Excerpts from a figure dataset:
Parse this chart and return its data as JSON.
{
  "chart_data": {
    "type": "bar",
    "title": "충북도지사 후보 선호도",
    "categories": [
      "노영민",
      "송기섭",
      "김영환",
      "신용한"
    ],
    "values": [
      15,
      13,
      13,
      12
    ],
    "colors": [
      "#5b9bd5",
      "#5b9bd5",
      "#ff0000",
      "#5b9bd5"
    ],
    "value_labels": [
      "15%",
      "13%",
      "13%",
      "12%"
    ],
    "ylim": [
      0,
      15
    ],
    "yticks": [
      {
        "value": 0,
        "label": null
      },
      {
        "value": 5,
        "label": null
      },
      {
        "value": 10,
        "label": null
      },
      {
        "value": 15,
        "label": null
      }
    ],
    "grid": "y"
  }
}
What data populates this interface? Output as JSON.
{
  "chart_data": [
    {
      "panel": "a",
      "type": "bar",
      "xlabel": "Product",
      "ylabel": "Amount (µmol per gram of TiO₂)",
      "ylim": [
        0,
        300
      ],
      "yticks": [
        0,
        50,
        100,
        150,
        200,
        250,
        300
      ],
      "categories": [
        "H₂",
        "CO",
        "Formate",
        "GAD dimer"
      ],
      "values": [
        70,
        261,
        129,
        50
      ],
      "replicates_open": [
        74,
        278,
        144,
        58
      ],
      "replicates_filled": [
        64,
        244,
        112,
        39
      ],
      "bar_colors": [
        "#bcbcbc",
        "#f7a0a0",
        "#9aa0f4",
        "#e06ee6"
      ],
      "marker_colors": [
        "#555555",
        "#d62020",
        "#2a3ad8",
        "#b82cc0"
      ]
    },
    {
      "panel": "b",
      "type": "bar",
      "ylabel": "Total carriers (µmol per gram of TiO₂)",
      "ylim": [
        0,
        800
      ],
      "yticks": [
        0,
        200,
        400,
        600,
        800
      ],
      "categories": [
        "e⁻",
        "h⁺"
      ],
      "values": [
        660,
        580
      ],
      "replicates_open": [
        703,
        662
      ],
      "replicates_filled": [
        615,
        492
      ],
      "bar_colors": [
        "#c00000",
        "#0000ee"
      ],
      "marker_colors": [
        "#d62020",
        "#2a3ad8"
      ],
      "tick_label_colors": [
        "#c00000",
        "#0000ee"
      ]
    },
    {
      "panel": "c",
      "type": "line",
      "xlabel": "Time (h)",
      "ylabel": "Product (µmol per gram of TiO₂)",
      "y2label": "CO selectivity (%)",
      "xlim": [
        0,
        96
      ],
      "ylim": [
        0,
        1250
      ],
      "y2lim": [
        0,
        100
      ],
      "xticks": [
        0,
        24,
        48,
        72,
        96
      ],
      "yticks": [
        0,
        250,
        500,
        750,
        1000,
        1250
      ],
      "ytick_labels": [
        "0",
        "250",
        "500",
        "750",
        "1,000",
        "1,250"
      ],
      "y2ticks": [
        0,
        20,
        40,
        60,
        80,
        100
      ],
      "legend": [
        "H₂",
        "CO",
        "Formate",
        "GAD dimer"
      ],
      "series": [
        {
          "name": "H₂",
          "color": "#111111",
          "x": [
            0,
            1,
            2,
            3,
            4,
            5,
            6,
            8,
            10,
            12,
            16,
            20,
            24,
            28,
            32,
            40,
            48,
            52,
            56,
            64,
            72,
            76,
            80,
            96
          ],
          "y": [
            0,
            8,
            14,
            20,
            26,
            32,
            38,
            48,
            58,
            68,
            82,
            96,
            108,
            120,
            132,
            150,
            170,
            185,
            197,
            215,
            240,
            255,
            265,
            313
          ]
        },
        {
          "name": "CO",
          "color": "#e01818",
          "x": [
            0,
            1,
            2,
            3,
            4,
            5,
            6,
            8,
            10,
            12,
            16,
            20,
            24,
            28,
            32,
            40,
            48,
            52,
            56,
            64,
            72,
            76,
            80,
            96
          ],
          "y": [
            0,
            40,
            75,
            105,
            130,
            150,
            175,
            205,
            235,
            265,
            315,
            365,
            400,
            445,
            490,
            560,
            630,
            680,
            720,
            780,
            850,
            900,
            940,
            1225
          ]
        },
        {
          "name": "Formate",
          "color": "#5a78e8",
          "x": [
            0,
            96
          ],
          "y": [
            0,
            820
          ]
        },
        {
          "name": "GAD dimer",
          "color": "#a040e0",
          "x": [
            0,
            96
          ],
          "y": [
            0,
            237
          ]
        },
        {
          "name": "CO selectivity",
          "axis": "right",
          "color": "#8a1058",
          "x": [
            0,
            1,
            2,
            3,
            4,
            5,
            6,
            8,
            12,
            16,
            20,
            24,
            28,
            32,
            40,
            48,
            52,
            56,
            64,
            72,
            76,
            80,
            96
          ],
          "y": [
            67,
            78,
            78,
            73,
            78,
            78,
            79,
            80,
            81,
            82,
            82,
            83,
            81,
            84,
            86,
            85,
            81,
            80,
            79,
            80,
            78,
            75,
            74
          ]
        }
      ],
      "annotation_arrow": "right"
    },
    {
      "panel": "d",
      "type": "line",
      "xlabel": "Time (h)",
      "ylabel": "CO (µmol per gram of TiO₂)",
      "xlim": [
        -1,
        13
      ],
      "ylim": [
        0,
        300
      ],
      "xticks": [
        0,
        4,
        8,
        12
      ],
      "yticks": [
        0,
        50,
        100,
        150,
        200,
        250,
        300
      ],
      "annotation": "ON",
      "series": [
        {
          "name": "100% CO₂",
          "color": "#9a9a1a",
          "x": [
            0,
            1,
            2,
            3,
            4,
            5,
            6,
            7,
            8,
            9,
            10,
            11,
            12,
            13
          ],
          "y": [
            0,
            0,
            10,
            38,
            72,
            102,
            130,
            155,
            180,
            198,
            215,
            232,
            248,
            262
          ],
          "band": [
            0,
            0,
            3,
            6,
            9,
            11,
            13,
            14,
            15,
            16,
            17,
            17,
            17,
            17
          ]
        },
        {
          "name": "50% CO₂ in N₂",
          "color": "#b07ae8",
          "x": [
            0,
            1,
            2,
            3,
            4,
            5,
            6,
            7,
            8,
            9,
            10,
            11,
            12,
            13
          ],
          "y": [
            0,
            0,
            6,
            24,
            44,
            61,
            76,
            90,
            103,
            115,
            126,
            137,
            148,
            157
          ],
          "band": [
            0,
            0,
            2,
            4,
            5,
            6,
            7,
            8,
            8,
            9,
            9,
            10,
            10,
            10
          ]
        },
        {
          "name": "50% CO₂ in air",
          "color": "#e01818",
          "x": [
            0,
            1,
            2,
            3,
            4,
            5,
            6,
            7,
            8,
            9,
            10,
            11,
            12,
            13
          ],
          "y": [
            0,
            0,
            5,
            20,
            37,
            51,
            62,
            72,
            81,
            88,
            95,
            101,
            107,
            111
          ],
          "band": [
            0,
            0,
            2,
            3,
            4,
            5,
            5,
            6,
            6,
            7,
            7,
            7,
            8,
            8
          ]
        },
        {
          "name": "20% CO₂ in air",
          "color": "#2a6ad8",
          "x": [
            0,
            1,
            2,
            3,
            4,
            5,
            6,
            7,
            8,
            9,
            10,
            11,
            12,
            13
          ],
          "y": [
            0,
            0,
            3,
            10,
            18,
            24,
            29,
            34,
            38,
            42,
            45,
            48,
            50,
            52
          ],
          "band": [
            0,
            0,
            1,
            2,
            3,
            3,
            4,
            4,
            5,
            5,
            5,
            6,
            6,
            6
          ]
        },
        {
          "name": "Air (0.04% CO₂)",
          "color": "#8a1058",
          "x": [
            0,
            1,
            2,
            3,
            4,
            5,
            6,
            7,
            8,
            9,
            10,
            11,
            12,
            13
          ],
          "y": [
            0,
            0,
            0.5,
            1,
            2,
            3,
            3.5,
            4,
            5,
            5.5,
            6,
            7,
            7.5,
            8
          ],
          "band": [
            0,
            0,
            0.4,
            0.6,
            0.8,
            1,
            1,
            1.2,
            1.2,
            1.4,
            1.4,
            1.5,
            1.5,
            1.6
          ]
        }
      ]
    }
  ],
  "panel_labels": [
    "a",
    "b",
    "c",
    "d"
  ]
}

Required work: Give only the number of lines above that hold the string "Product".

Final result: 2